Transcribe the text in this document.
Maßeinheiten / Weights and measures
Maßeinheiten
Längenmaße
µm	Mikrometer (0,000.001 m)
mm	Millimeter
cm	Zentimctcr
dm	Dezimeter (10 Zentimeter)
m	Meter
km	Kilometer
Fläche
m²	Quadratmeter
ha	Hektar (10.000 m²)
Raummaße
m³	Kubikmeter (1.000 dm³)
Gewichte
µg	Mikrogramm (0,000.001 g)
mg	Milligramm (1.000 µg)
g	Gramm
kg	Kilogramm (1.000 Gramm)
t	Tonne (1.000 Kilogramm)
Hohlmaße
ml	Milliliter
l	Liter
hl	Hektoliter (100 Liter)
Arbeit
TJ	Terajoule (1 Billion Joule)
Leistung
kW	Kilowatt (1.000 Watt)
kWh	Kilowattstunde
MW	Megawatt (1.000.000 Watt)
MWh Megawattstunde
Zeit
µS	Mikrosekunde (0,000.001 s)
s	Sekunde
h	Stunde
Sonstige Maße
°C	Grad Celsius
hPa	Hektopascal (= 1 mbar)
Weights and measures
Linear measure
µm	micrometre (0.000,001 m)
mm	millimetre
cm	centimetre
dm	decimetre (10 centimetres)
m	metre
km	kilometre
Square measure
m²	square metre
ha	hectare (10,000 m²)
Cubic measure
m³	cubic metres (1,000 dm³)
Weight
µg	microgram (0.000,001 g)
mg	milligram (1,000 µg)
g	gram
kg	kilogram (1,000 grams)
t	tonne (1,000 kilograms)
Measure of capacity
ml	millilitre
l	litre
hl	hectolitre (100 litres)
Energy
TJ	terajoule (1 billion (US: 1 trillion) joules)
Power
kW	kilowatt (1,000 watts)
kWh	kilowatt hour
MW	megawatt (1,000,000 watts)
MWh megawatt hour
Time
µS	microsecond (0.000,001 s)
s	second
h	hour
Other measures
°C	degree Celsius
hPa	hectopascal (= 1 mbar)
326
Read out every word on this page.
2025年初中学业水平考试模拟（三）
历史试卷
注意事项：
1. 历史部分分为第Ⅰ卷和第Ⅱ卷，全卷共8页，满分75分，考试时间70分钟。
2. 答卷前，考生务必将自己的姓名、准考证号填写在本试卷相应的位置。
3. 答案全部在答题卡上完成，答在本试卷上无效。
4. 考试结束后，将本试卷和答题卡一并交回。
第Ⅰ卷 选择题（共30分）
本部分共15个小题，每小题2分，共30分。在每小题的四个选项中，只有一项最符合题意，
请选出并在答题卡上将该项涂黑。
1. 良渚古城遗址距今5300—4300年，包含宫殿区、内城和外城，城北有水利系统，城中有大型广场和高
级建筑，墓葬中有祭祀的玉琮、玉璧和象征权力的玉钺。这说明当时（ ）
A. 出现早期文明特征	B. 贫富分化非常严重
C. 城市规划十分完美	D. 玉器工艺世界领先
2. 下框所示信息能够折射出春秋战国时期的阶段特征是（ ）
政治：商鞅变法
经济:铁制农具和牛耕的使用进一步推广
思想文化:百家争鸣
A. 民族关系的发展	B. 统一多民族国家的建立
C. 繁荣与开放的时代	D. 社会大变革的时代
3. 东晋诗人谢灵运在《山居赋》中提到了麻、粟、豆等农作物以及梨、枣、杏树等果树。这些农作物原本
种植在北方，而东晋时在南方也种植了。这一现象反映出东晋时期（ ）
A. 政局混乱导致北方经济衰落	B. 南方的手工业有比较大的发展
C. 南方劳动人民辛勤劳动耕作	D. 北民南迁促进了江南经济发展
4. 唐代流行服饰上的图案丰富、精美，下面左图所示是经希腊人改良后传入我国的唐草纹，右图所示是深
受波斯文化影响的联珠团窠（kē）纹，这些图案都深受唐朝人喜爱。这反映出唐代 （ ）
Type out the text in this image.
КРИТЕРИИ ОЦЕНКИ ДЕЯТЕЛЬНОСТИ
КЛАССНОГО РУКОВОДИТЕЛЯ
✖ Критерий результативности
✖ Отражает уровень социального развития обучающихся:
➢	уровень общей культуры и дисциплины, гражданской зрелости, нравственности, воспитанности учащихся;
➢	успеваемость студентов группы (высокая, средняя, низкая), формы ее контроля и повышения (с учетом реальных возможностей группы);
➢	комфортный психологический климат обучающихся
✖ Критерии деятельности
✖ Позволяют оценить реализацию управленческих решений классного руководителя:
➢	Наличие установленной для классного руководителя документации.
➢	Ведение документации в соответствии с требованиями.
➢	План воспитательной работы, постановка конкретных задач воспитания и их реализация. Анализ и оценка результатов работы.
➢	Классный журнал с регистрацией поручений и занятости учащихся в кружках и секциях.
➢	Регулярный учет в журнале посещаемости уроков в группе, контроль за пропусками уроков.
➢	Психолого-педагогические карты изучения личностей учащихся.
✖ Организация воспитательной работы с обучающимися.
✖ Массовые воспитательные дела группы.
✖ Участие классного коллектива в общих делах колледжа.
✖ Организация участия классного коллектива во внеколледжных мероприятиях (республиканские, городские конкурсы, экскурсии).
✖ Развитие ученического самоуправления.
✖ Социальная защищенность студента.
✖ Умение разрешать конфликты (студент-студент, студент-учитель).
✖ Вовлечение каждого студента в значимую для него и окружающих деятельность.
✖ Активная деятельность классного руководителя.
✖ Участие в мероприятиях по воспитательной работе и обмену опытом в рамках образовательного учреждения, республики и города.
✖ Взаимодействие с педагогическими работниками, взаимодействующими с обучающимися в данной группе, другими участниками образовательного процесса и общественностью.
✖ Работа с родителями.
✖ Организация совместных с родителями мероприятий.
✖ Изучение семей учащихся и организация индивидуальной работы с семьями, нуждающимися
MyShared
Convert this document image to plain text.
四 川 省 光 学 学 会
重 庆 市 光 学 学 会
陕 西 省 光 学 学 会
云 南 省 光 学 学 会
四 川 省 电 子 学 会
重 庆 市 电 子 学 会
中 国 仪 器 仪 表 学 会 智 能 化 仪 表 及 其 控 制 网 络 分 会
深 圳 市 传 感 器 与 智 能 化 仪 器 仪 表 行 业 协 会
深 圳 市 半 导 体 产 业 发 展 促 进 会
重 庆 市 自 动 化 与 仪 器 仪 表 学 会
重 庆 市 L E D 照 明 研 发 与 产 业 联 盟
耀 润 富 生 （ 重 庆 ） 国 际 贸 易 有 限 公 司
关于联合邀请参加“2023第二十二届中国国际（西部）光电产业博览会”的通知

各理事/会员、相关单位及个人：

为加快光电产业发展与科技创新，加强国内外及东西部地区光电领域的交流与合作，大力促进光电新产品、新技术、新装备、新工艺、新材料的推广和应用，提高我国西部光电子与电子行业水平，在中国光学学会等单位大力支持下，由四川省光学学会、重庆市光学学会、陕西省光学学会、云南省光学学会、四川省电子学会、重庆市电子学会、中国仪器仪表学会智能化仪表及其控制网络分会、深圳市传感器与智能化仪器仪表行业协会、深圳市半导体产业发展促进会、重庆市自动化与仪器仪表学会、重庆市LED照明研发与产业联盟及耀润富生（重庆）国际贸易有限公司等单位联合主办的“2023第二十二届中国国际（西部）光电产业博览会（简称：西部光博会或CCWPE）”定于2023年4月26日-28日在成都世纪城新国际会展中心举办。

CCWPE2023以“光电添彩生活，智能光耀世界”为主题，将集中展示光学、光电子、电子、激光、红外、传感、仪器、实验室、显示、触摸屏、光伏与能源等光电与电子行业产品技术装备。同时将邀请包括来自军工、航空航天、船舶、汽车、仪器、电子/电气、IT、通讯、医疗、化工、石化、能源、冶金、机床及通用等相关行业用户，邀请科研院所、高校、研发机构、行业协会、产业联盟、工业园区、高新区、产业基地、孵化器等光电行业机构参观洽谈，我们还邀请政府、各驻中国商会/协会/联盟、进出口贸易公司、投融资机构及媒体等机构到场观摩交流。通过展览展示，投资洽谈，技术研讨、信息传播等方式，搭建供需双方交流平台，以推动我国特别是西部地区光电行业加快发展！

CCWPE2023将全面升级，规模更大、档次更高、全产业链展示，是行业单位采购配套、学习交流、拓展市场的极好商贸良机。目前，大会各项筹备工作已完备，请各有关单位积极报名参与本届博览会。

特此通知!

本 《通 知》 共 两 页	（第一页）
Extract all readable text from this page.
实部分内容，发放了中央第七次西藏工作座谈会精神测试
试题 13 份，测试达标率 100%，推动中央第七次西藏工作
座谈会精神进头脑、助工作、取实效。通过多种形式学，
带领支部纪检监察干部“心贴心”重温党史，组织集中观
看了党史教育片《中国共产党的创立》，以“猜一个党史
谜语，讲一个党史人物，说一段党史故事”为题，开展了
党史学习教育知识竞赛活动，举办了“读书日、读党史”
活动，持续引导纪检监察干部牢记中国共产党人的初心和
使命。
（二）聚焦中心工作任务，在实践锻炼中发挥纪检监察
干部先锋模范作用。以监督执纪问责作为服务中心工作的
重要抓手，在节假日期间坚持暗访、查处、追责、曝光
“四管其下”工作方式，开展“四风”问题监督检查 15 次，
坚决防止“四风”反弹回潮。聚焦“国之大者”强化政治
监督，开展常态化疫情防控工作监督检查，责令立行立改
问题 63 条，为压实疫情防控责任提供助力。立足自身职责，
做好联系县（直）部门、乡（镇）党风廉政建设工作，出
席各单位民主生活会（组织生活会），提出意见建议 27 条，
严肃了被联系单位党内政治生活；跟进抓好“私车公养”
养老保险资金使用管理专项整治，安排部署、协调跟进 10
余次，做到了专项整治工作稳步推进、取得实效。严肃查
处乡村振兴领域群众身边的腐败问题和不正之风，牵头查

Goal: Copy down every line of the material above that includes the string "документации".

Solved problem:
➢	Наличие установленной для классного руководителя документации.
➢	Ведение документации в соответствии с требованиями.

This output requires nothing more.